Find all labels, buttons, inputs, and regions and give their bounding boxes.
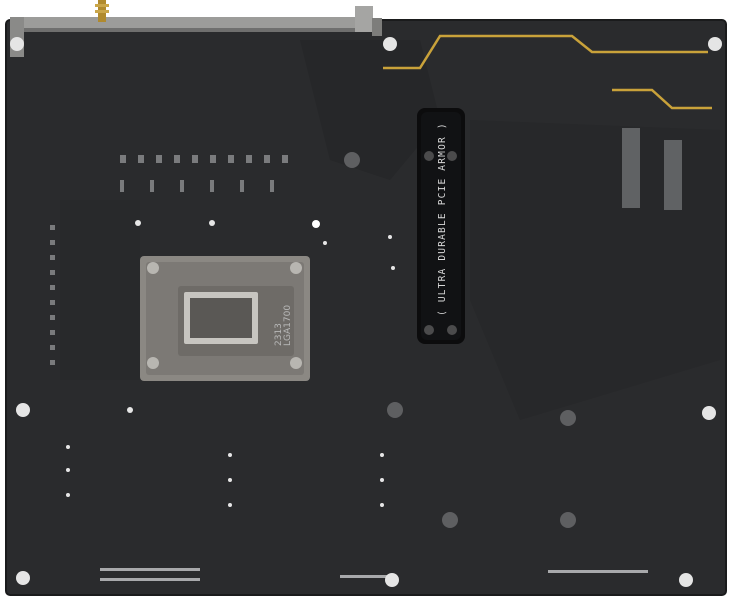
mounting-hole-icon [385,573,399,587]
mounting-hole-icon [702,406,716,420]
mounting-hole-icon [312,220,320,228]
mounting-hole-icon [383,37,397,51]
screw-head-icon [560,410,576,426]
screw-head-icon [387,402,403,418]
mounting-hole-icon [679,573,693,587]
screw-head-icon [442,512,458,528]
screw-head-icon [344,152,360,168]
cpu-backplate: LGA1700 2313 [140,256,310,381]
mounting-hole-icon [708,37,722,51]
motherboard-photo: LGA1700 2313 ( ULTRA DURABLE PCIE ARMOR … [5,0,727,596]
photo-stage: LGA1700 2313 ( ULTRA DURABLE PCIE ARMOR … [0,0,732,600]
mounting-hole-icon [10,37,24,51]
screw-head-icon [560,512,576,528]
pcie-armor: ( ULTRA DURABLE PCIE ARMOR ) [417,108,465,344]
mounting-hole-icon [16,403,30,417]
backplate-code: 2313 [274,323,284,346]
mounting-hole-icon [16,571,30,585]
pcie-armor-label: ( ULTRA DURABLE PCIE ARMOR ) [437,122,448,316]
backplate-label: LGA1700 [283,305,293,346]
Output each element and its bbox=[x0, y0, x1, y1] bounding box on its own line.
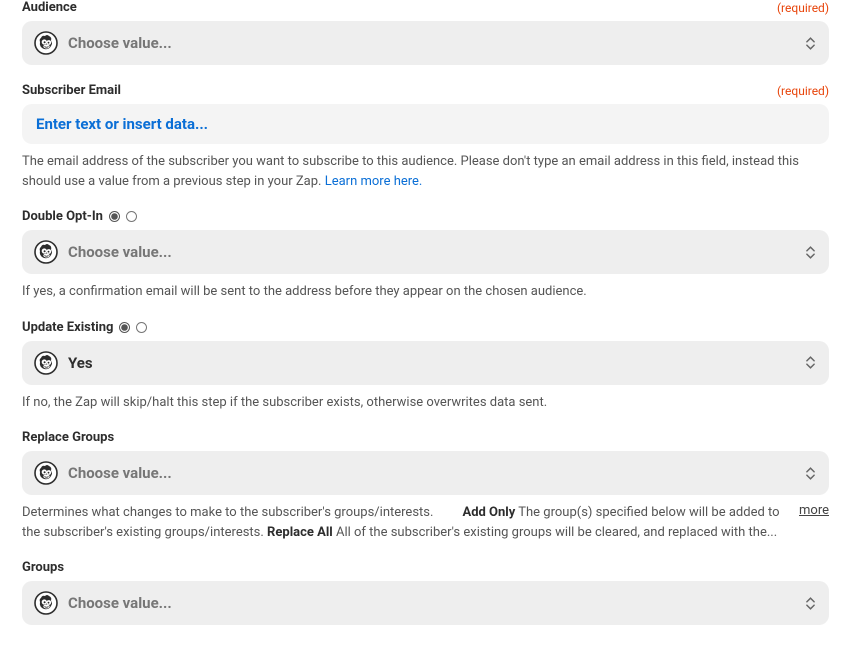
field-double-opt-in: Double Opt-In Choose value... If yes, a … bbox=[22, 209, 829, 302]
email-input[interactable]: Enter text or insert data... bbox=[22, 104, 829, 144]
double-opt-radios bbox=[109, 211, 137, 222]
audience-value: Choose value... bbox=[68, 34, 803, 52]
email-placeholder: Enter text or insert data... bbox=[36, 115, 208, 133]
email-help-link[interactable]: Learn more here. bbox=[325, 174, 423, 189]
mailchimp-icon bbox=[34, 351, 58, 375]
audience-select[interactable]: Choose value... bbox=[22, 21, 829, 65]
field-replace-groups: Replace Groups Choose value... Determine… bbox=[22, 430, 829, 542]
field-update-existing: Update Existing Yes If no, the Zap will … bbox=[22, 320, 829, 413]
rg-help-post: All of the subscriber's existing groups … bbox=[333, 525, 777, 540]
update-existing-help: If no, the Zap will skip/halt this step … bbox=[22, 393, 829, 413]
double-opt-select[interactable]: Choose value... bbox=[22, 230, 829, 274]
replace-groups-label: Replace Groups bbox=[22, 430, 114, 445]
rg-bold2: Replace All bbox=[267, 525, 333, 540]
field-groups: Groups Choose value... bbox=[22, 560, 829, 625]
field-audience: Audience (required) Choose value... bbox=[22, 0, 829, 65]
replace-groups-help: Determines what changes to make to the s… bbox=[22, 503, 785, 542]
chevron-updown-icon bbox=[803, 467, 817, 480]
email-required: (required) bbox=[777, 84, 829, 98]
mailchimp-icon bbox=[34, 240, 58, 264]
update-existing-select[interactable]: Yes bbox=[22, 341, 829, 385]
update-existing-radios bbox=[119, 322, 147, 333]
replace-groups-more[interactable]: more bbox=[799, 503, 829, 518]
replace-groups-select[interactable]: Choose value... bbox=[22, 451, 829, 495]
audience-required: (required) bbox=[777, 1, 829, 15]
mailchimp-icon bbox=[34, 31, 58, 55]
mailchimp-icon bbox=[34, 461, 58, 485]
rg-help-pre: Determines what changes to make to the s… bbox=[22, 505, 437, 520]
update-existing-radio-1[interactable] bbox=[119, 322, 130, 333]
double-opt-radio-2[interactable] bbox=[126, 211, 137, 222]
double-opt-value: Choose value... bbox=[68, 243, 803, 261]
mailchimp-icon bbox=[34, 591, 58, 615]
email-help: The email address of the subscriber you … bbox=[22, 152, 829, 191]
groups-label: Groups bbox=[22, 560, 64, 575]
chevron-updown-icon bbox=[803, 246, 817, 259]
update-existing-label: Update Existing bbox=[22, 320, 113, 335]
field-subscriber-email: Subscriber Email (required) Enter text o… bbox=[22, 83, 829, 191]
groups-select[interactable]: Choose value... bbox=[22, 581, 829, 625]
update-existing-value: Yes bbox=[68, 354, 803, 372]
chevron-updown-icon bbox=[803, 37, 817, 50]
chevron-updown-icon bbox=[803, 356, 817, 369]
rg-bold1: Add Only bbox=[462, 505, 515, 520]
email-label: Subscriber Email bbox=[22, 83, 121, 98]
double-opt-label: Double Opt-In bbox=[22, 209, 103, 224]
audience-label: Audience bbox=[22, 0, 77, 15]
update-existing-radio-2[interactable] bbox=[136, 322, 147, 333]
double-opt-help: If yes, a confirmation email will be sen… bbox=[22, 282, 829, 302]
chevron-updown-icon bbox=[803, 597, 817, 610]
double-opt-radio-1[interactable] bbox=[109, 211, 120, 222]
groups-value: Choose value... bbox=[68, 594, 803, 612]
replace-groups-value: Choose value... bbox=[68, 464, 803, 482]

**Requirement**
Copy every line of the records above word for word, leaving out the pictures.

**Exercise answer**
Find all labels, buttons, inputs, and regions and give their bounding boxes.
mounting-hole-icon [385,573,399,587]
mounting-hole-icon [702,406,716,420]
mounting-hole-icon [312,220,320,228]
mounting-hole-icon [383,37,397,51]
screw-head-icon [560,410,576,426]
screw-head-icon [387,402,403,418]
mounting-hole-icon [679,573,693,587]
screw-head-icon [442,512,458,528]
screw-head-icon [344,152,360,168]
cpu-backplate: LGA1700 2313 [140,256,310,381]
mounting-hole-icon [708,37,722,51]
motherboard-photo: LGA1700 2313 ( ULTRA DURABLE PCIE ARMOR … [5,0,727,596]
photo-stage: LGA1700 2313 ( ULTRA DURABLE PCIE ARMOR … [0,0,732,600]
mounting-hole-icon [10,37,24,51]
screw-head-icon [560,512,576,528]
pcie-armor: ( ULTRA DURABLE PCIE ARMOR ) [417,108,465,344]
mounting-hole-icon [16,403,30,417]
backplate-code: 2313 [274,323,284,346]
mounting-hole-icon [16,571,30,585]
pcie-armor-label: ( ULTRA DURABLE PCIE ARMOR ) [437,122,448,316]
backplate-label: LGA1700 [283,305,293,346]
Output each element and its bbox=[x0, y0, x1, y1] bounding box on its own line.
field-double-opt-in: Double Opt-In Choose value... If yes, a … bbox=[22, 209, 829, 302]
email-input[interactable]: Enter text or insert data... bbox=[22, 104, 829, 144]
double-opt-radios bbox=[109, 211, 137, 222]
audience-value: Choose value... bbox=[68, 34, 803, 52]
email-placeholder: Enter text or insert data... bbox=[36, 115, 208, 133]
email-help-link[interactable]: Learn more here. bbox=[325, 174, 423, 189]
mailchimp-icon bbox=[34, 351, 58, 375]
audience-select[interactable]: Choose value... bbox=[22, 21, 829, 65]
field-replace-groups: Replace Groups Choose value... Determine… bbox=[22, 430, 829, 542]
field-update-existing: Update Existing Yes If no, the Zap will … bbox=[22, 320, 829, 413]
rg-help-post: All of the subscriber's existing groups … bbox=[333, 525, 777, 540]
update-existing-help: If no, the Zap will skip/halt this step … bbox=[22, 393, 829, 413]
double-opt-select[interactable]: Choose value... bbox=[22, 230, 829, 274]
replace-groups-label: Replace Groups bbox=[22, 430, 114, 445]
rg-bold2: Replace All bbox=[267, 525, 333, 540]
field-groups: Groups Choose value... bbox=[22, 560, 829, 625]
field-audience: Audience (required) Choose value... bbox=[22, 0, 829, 65]
replace-groups-help: Determines what changes to make to the s… bbox=[22, 503, 785, 542]
chevron-updown-icon bbox=[803, 467, 817, 480]
email-required: (required) bbox=[777, 84, 829, 98]
mailchimp-icon bbox=[34, 240, 58, 264]
update-existing-select[interactable]: Yes bbox=[22, 341, 829, 385]
update-existing-radios bbox=[119, 322, 147, 333]
replace-groups-more[interactable]: more bbox=[799, 503, 829, 518]
replace-groups-select[interactable]: Choose value... bbox=[22, 451, 829, 495]
audience-required: (required) bbox=[777, 1, 829, 15]
mailchimp-icon bbox=[34, 31, 58, 55]
mailchimp-icon bbox=[34, 461, 58, 485]
rg-help-pre: Determines what changes to make to the s… bbox=[22, 505, 437, 520]
update-existing-radio-1[interactable] bbox=[119, 322, 130, 333]
double-opt-radio-2[interactable] bbox=[126, 211, 137, 222]
double-opt-value: Choose value... bbox=[68, 243, 803, 261]
mailchimp-icon bbox=[34, 591, 58, 615]
email-help: The email address of the subscriber you … bbox=[22, 152, 829, 191]
groups-label: Groups bbox=[22, 560, 64, 575]
chevron-updown-icon bbox=[803, 246, 817, 259]
update-existing-label: Update Existing bbox=[22, 320, 113, 335]
field-subscriber-email: Subscriber Email (required) Enter text o… bbox=[22, 83, 829, 191]
groups-select[interactable]: Choose value... bbox=[22, 581, 829, 625]
update-existing-value: Yes bbox=[68, 354, 803, 372]
chevron-updown-icon bbox=[803, 37, 817, 50]
chevron-updown-icon bbox=[803, 356, 817, 369]
rg-bold1: Add Only bbox=[462, 505, 515, 520]
email-label: Subscriber Email bbox=[22, 83, 121, 98]
double-opt-label: Double Opt-In bbox=[22, 209, 103, 224]
audience-label: Audience bbox=[22, 0, 77, 15]
update-existing-radio-2[interactable] bbox=[136, 322, 147, 333]
double-opt-help: If yes, a confirmation email will be sen… bbox=[22, 282, 829, 302]
chevron-updown-icon bbox=[803, 597, 817, 610]
double-opt-radio-1[interactable] bbox=[109, 211, 120, 222]
groups-value: Choose value... bbox=[68, 594, 803, 612]
replace-groups-value: Choose value... bbox=[68, 464, 803, 482]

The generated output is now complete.